● IL TUO COMPITO: Riprendi il brano sul comandante Mistico dopo l'ultima frase e prosegui il racconto.

● BRANO:
-------

I ricordi stanno dentro una parentesi contemporanea, che vede il fortuito re-incontro in ospedale a Bologna con Mistico, il comandante d’allora, riconosciuto subito nel letto per la faccia da “indio della bassa padana”, rimasta impressa nella memoria nonostante le offese sella malattia. Non si tratta più ovviamente del ventenne entusiasta e maturo campione di boccette dalla “pronta e infallibile visione di gioco” che sfruttava la carta da lavoro Todt per muoversi in città: ora è interessato solo a medici e medicine, pur non avendo capito che la sua ulcera è in realtà un tumore e che non gli resta più molto da vivere. Ma la vita stessa di tornitore, marito senza figli di una donna più giovane, pensionato da bar senza veri amici, conferisce il tono crepuscolare al (non)rapporto con il narratore. Tre mesi dopo l’ultimo incontro in montagna lo rivede acchittato ed energico, si salutano e incontrano per caso quarantasei anni dopo, nei giorni di Natale: promesse di telefonate e niente più fino al reparto di gastroenterologia, ancora un 26 dicembre. In mezzo la notizia del conferimento della medaglia d’argento, il pensiero di contattarlo per le felicitazioni:

Ho pensato di rintracciarlo, di scrivere o telefonare per dirgli che ero contento. Felice. Lieto. O qualcosa di più. Che, come facilmente dicono gli americani, ero fiero di lui. Di averlo avuto come comandante.

-------

● ELENCO ESTRATTO:
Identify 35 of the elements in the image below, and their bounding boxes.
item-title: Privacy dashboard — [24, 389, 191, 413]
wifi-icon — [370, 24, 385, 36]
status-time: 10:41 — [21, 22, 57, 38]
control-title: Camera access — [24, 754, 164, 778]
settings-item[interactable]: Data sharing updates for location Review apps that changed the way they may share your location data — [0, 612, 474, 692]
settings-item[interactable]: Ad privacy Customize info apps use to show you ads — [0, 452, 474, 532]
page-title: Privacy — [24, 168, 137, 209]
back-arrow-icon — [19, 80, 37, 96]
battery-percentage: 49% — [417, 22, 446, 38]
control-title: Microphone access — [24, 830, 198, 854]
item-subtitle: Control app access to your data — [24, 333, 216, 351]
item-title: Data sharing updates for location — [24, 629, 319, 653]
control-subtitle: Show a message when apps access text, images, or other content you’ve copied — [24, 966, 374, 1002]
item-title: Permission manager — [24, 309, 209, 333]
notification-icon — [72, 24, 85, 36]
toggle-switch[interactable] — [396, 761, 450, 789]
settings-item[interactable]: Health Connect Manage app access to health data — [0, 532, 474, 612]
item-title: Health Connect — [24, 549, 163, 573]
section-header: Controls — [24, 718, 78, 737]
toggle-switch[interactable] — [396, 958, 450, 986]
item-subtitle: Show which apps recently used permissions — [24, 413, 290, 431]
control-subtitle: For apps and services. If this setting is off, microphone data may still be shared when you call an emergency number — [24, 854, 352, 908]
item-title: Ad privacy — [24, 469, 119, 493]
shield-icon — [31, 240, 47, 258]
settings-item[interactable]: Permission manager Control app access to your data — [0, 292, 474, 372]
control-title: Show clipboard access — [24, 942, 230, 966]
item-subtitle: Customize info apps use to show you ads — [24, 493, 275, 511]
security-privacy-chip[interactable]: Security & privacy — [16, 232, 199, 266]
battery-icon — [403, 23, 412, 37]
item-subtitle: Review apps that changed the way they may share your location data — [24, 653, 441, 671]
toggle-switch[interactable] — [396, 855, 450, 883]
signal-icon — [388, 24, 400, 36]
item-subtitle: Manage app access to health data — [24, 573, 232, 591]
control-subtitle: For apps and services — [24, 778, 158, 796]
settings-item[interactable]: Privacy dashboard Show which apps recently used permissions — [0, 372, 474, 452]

-------

● RISPOSTA AL COMPITO:
Ma non era troppo, visto che ci conoscevamo appena? Ho lasciato perdere. Quanti affetti ho perduto così, pur rimpiangendoli, per inerzia e silenzio, per non aver saputo trovare una frase giusta nel momento giusto.

Del resto anche alla fine non tornano mai sui tempi andati, forse gelosi o pudichi dei propri ricordi, e anche la moglie di Mistico rivela al narratore: “non mi ha mai parlato di quello che ha fatto allora. Quando stavamo da poco insieme, e io ero curiosa, sa come mi rispondeva? Le cose che ho fatto, le ho fatte quando era giusto. A raccontarle dopo perdono, sembrano inventate.” Insomma il tenace scorrere del tempo e il grigiore della quotidianità sembrano erodere, prima della morte e di una di quelle commemorazioni a cui il narratore non ha mai voluto partecipare, il legame ormai lontano, l’esperienza che pure viene rievocata in tutta la narrazione. Nessuna riflessione profonda, riconsiderazione storica o personale, soltanto il più terribile, perché vero, senso di perdita si insinua allora su questa tarda autobiografia, che però chiude con il lampo della frase finale, un brillio di riconoscenza sulla propria vita: “Hai fatto bene a mandarmi qui. Mi ha fatto provare il sapore, il piacere impagabile di essere al mondo.”; “Hai fatto vincere anche uno come me.”